WORK REQUIRED
Select all lines with the string "University" in them, and copy those lines.

Collected data entries
□ □ □

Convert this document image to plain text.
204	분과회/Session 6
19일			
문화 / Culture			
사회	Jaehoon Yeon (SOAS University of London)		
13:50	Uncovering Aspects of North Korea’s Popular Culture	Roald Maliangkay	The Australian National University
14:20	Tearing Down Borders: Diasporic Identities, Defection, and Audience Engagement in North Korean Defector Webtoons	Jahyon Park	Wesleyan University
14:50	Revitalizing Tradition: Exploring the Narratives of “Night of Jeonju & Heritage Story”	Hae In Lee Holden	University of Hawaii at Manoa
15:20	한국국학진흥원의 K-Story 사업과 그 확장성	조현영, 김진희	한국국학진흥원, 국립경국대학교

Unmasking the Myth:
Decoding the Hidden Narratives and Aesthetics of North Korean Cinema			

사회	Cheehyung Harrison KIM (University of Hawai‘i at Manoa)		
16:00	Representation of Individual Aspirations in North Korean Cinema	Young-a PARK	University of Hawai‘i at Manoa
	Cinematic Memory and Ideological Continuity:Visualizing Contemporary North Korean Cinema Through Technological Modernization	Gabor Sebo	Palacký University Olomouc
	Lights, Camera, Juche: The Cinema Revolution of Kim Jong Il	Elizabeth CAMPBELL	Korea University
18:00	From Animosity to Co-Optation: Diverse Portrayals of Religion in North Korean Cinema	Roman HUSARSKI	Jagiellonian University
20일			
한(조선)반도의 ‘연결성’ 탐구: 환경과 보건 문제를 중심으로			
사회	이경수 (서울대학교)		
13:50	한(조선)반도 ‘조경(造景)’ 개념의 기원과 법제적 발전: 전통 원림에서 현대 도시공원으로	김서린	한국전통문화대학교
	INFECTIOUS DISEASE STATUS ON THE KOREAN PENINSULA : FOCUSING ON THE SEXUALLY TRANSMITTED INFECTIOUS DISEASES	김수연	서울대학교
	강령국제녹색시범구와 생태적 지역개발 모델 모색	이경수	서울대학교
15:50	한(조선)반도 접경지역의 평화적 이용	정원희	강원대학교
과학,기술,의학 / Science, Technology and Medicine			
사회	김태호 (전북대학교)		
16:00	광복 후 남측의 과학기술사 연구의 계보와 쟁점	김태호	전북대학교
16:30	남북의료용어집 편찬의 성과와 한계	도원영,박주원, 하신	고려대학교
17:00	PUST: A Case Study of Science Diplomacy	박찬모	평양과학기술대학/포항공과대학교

□ □ □

REPLY
사회	Jaehoon Yeon (SOAS University of London)		
13:50	Uncovering Aspects of North Korea’s Popular Culture	Roald Maliangkay	The Australian National University
14:20	Tearing Down Borders: Diasporic Identities, Defection, and Audience Engagement in North Korean Defector Webtoons	Jahyon Park	Wesleyan University
14:50	Revitalizing Tradition: Exploring the Narratives of “Night of Jeonju & Heritage Story”	Hae In Lee Holden	University of Hawaii at Manoa
사회	Cheehyung Harrison KIM (University of Hawai‘i at Manoa)		
16:00	Representation of Individual Aspirations in North Korean Cinema	Young-a PARK	University of Hawai‘i at Manoa
	Cinematic Memory and Ideological Continuity:Visualizing Contemporary North Korean Cinema Through Technological Modernization	Gabor Sebo	Palacký University Olomouc
	Lights, Camera, Juche: The Cinema Revolution of Kim Jong Il	Elizabeth CAMPBELL	Korea University
18:00	From Animosity to Co-Optation: Diverse Portrayals of Religion in North Korean Cinema	Roman HUSARSKI	Jagiellonian University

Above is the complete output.